*WRITTEN INSTRUCTION:* Reproduce the listing below without changes, except that pictures are left out.
** BEGIN ROWS **
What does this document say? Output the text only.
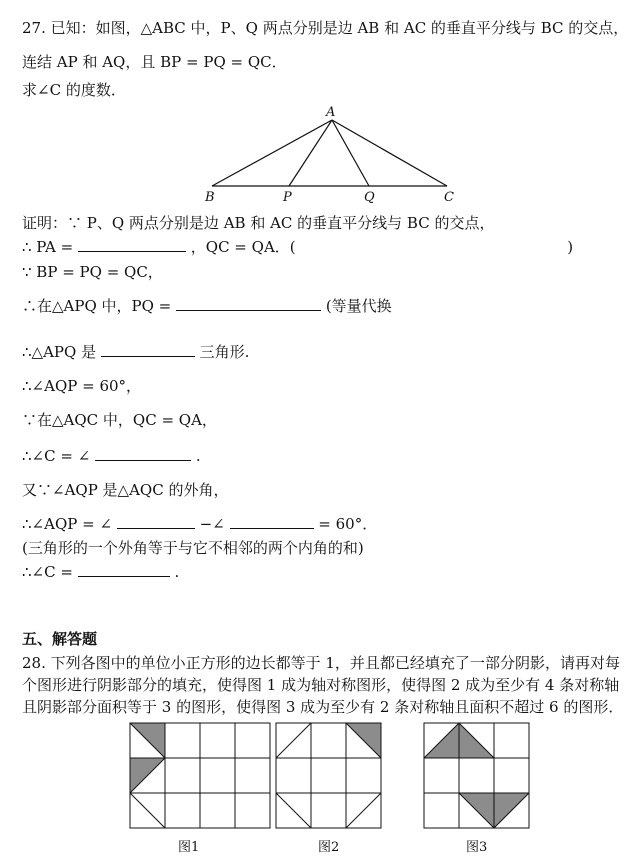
27. 已知：如图，△ABC 中，P、Q 两点分别是边 AB 和 AC 的垂直平分线与 BC 的交点，
连结 AP 和 AQ，且 BP = PQ = QC．
求∠C 的度数．
A
B	P	Q	C
证明：∵ P、Q 两点分别是边 AB 和 AC 的垂直平分线与 BC 的交点，
∴ PA =	，QC = QA．(	)
∵ BP = PQ = QC，
∴在△APQ 中，PQ =	(等量代换
∴△APQ 是	三角形.
∴∠AQP = 60°，
∵在△AQC 中，QC = QA，
∴∠C = ∠	.
又∵∠AQP 是△AQC 的外角，
∴∠AQP = ∠	−∠	= 60°．
(三角形的一个外角等于与它不相邻的两个内角的和)
∴∠C =	.
五、解答题
28. 下列各图中的单位小正方形的边长都等于 1，并且都已经填充了一部分阴影，请再对每
个图形进行阴影部分的填充，使得图 1 成为轴对称图形，使得图 2 成为至少有 4 条对称轴
且阴影部分面积等于 3 的图形，使得图 3 成为至少有 2 条对称轴且面积不超过 6 的图形．
图1	图2	图3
** END ROWS **
*WRITTEN ANSWER:*
What does this document say? Output the text only.
27. 已知：如图，△ABC 中，P、Q 两点分别是边 AB 和 AC 的垂直平分线与 BC 的交点，
连结 AP 和 AQ，且 BP = PQ = QC．
求∠C 的度数．
A
B	P	Q	C
证明：∵ P、Q 两点分别是边 AB 和 AC 的垂直平分线与 BC 的交点，
∴ PA =	，QC = QA．(	)
∵ BP = PQ = QC，
∴在△APQ 中，PQ =	(等量代换
∴△APQ 是	三角形.
∴∠AQP = 60°，
∵在△AQC 中，QC = QA，
∴∠C = ∠	.
又∵∠AQP 是△AQC 的外角，
∴∠AQP = ∠	−∠	= 60°．
(三角形的一个外角等于与它不相邻的两个内角的和)
∴∠C =	.
五、解答题
28. 下列各图中的单位小正方形的边长都等于 1，并且都已经填充了一部分阴影，请再对每
个图形进行阴影部分的填充，使得图 1 成为轴对称图形，使得图 2 成为至少有 4 条对称轴
且阴影部分面积等于 3 的图形，使得图 3 成为至少有 2 条对称轴且面积不超过 6 的图形．
图1	图2	图3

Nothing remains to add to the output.